◆ **Instructions for the task**: Search the records that follow and extract every line containing the string "screenshot".

(Entries taken from a collection)

"""

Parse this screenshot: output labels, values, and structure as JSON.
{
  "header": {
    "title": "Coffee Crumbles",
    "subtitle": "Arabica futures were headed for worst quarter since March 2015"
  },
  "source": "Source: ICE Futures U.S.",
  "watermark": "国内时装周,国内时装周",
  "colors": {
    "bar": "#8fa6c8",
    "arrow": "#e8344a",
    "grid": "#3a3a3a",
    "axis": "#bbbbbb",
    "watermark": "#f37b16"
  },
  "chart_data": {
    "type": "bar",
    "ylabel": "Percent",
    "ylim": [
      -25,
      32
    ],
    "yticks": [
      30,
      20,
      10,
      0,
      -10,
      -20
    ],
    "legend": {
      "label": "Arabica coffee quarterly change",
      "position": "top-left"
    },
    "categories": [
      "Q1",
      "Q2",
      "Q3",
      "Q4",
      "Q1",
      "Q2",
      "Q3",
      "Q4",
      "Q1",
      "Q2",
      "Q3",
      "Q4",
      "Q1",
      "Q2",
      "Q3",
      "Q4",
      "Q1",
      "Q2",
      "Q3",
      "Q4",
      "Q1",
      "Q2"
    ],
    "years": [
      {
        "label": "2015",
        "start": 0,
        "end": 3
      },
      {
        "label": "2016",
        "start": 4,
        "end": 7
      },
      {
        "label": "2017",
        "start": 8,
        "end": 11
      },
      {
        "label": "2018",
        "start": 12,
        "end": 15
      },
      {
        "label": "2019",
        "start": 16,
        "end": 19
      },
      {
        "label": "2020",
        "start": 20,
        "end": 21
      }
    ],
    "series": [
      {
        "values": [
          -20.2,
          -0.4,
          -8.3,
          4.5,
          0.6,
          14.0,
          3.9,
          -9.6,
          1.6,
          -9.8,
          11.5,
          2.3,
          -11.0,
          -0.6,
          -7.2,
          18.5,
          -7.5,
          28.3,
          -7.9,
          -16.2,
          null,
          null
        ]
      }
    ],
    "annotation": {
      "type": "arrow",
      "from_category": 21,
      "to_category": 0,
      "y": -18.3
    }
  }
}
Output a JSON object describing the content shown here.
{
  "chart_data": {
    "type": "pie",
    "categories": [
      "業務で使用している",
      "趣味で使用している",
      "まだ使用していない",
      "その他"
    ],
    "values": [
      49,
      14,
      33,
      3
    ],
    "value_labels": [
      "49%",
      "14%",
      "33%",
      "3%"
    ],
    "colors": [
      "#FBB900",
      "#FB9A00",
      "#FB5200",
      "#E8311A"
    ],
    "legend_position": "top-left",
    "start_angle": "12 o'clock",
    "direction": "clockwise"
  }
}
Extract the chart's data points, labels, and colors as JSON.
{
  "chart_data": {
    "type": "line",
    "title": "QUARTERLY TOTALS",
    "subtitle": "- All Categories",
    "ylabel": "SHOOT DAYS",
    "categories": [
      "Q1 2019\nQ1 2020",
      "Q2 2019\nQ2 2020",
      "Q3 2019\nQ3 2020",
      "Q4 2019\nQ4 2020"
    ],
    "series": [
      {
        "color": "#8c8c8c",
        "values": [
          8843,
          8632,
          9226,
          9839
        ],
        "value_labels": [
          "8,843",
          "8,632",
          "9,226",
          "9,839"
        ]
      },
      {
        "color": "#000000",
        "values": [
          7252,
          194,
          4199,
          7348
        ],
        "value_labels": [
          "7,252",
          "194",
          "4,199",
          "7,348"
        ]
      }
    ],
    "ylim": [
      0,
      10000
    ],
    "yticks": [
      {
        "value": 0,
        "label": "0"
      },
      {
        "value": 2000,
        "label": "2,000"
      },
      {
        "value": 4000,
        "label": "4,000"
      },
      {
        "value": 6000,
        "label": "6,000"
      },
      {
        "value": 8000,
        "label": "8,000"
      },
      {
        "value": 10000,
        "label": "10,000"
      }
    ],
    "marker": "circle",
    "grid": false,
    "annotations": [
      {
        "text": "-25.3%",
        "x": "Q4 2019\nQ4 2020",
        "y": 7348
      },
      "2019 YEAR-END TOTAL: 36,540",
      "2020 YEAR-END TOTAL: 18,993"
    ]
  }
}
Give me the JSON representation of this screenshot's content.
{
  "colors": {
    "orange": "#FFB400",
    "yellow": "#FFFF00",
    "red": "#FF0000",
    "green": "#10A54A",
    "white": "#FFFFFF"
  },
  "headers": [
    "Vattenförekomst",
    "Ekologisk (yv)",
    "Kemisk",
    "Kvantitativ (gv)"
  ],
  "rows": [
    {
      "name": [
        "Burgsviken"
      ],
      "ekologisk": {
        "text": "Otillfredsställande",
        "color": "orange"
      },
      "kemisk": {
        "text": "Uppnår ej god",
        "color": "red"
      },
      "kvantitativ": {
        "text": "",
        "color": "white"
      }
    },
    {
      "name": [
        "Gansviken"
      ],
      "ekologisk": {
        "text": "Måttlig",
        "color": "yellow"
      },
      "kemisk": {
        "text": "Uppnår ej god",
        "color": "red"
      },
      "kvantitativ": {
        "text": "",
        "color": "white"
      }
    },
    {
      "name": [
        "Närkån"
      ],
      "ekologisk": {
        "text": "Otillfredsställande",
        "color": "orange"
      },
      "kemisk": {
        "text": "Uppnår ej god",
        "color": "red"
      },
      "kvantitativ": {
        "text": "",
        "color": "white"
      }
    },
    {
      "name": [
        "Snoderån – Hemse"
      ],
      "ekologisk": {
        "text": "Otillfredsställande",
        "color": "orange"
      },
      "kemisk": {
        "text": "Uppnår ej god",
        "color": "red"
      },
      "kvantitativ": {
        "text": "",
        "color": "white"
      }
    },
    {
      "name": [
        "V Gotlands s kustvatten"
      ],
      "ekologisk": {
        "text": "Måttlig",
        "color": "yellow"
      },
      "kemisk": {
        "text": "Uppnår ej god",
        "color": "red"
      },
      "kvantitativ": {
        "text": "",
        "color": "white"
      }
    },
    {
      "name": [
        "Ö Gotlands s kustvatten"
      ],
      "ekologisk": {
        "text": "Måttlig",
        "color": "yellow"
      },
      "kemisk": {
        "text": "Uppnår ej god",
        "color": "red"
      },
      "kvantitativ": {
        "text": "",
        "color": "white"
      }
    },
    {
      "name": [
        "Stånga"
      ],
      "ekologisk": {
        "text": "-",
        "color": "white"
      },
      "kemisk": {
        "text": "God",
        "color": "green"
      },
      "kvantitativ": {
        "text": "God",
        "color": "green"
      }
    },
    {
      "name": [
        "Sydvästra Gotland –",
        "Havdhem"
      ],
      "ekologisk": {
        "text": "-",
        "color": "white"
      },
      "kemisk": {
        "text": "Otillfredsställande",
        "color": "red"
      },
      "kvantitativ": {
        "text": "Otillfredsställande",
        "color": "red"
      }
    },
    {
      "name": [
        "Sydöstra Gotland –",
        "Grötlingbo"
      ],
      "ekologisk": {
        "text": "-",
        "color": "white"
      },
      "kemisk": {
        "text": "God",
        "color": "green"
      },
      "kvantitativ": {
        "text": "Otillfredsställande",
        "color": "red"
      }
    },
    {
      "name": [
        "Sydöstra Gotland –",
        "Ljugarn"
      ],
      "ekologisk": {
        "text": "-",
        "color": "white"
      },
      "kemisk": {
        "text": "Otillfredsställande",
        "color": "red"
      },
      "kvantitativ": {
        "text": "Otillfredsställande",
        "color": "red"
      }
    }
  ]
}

"""

◆ **Answer to the task**:
Parse this screenshot: output labels, values, and structure as JSON.
Give me the JSON representation of this screenshot's content.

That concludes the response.